◆ **Stated exercise**
Pull out every line below containing the word "USDM".

◆ **Available data**

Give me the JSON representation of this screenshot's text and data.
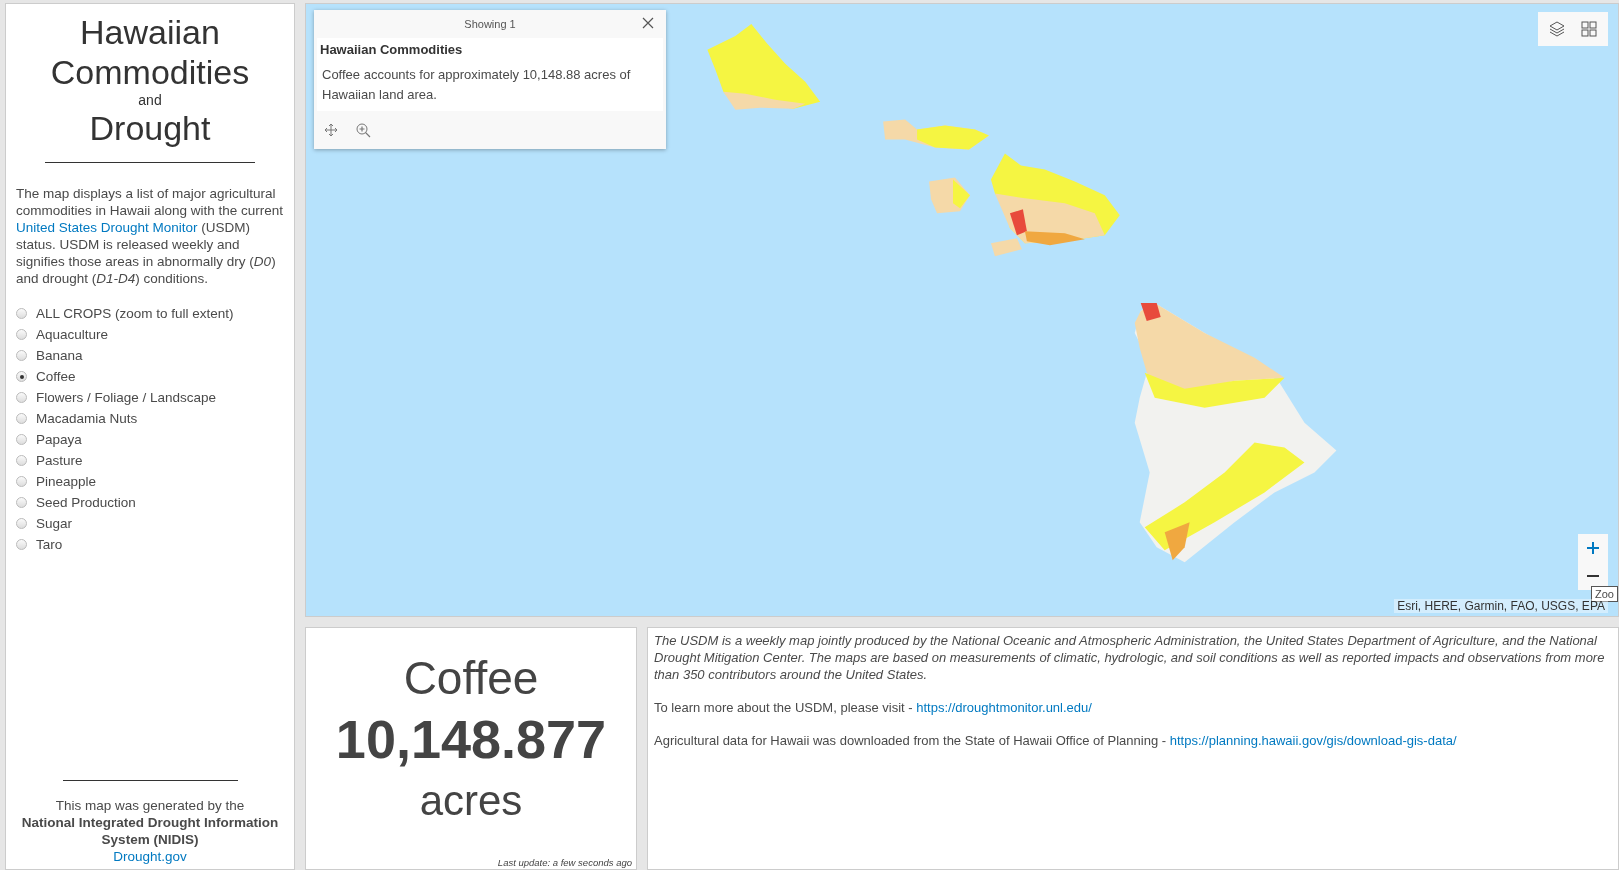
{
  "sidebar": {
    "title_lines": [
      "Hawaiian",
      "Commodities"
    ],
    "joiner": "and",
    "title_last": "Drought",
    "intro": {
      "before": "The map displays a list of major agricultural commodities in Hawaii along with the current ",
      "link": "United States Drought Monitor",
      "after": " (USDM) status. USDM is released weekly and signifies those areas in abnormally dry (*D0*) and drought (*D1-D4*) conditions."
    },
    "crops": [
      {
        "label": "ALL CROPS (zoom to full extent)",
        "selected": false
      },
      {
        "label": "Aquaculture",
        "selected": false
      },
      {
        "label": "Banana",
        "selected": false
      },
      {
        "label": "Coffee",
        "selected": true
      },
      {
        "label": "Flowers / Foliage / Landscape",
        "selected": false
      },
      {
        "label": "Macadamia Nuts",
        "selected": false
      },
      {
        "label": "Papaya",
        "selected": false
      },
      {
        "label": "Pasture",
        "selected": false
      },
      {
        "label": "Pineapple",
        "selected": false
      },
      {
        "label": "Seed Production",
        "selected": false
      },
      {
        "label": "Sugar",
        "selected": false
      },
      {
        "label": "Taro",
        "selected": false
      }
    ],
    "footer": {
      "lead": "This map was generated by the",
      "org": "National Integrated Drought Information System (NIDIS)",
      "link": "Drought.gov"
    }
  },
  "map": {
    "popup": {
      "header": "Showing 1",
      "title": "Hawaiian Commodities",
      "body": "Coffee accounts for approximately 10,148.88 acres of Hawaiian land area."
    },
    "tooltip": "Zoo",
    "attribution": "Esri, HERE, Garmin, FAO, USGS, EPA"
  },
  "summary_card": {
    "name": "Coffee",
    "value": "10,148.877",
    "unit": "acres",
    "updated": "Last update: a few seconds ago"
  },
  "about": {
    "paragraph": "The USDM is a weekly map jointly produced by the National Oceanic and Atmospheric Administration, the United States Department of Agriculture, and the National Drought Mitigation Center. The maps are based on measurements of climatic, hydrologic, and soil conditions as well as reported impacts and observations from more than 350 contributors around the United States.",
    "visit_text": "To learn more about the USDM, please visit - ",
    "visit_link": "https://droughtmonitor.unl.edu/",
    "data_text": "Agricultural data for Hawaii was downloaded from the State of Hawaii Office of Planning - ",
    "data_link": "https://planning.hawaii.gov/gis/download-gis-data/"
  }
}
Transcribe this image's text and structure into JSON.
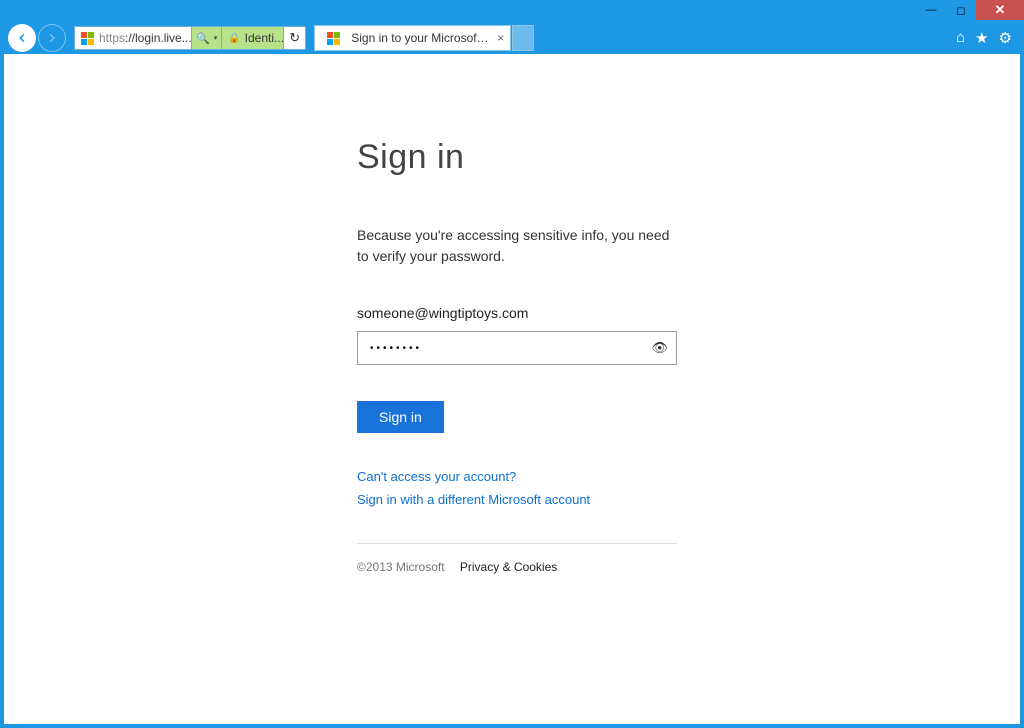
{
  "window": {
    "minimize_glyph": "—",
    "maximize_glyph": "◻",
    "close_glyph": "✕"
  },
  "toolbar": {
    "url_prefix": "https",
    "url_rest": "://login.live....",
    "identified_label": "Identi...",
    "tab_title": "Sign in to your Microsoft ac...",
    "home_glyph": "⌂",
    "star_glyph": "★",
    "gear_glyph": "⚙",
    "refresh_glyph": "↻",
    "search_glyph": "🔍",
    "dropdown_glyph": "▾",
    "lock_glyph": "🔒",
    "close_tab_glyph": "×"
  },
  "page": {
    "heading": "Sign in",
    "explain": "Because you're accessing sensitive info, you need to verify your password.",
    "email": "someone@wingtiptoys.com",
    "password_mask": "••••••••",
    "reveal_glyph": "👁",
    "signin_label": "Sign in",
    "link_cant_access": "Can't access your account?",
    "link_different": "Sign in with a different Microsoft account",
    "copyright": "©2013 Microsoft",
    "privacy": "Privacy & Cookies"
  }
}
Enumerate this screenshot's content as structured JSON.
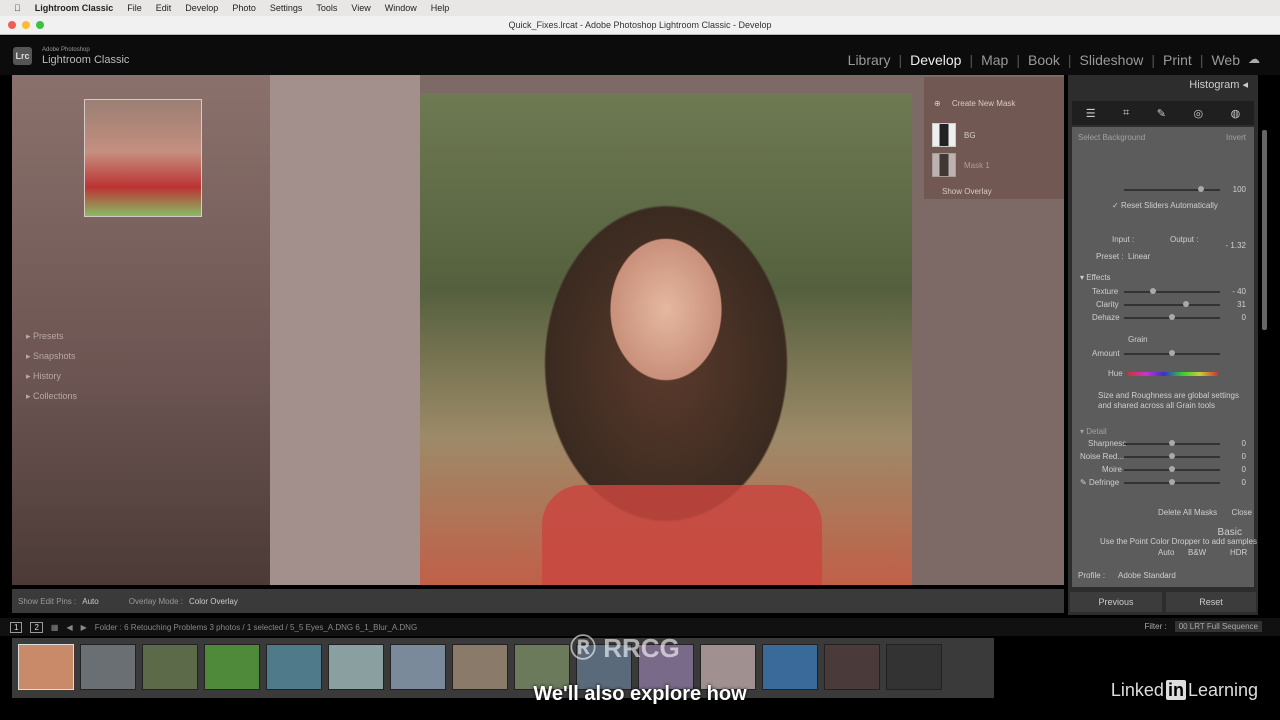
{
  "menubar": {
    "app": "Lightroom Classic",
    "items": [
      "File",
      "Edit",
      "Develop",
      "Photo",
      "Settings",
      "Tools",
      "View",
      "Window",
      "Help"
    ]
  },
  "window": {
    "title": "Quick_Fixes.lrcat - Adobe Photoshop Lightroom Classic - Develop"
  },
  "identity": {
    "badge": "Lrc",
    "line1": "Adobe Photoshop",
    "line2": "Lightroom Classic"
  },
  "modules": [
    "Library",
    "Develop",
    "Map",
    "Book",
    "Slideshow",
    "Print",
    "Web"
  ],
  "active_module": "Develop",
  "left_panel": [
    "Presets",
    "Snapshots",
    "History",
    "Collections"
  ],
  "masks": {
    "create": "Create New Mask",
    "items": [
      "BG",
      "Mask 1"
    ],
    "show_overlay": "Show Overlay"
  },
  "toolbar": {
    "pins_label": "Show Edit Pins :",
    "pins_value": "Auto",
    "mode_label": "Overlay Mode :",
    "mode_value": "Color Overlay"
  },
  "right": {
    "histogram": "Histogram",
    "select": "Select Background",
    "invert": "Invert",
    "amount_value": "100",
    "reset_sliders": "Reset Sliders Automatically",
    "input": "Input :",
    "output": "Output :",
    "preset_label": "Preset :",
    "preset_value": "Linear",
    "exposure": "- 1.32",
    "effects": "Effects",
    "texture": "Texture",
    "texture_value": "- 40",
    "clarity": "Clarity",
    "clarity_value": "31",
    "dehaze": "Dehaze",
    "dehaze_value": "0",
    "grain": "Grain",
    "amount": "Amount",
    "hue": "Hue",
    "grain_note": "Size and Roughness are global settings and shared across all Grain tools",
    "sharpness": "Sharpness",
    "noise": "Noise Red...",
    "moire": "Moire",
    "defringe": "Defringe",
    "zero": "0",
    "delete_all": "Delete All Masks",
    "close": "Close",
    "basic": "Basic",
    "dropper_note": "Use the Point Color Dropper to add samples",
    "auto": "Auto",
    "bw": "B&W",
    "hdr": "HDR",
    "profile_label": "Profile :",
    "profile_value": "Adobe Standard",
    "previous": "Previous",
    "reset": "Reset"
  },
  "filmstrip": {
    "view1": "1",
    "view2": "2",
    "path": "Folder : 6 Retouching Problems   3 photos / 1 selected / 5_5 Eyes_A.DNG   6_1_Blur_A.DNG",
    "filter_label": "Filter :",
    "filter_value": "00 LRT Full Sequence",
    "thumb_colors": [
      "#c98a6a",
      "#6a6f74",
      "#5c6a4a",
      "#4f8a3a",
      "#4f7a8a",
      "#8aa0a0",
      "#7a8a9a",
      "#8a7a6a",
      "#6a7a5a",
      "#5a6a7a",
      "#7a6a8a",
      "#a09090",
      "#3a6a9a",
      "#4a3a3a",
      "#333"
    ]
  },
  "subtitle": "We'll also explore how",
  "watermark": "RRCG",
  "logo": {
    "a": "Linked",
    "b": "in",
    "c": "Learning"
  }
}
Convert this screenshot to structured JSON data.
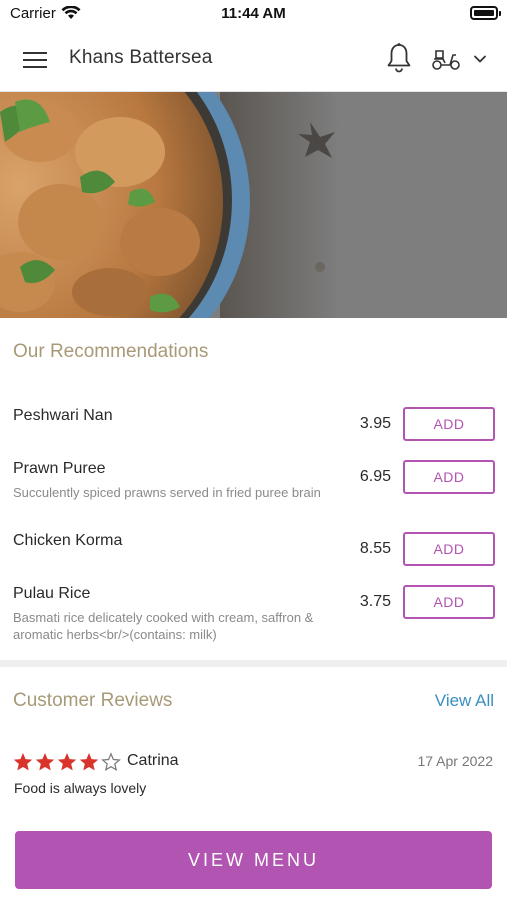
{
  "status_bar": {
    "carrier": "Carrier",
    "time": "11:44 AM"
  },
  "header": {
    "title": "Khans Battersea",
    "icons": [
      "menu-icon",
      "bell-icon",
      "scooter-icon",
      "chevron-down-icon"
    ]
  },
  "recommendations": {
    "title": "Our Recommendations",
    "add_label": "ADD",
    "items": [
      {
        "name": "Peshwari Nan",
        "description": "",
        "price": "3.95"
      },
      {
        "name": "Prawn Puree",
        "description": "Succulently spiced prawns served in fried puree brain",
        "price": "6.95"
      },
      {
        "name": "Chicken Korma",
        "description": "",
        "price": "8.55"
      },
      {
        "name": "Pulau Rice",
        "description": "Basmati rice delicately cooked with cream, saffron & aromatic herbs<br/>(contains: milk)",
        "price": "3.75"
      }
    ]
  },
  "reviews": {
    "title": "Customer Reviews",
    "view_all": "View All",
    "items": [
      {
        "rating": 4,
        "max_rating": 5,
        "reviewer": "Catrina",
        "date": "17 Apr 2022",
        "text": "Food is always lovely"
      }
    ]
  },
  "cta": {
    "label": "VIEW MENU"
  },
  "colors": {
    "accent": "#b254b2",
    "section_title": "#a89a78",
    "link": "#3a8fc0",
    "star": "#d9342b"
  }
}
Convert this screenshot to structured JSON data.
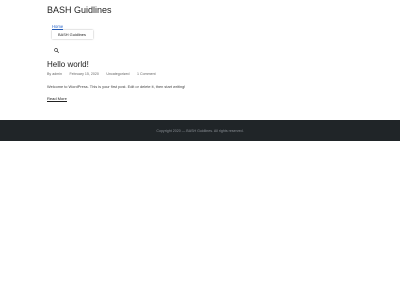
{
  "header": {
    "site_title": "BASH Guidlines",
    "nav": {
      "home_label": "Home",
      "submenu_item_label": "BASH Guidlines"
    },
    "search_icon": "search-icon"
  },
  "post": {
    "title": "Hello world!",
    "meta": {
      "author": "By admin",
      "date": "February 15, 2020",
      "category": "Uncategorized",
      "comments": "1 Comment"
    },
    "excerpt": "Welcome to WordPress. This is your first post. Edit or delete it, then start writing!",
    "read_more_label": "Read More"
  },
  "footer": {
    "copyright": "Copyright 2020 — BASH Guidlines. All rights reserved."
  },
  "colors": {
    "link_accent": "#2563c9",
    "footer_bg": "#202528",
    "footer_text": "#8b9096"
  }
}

◆ **Result of the task**
      "after": " (USDM) status. USDM is released weekly and signifies those areas in abnormally dry (*D0*) and drought (*D1-D4*) conditions."
    "paragraph": "The USDM is a weekly map jointly produced by the National Oceanic and Atmospheric Administration, the United States Department of Agriculture, and the National Drought Mitigation Center. The maps are based on measurements of climatic, hydrologic, and soil conditions as well as reported impacts and observations from more than 350 contributors around the United States.",
    "visit_text": "To learn more about the USDM, please visit - ",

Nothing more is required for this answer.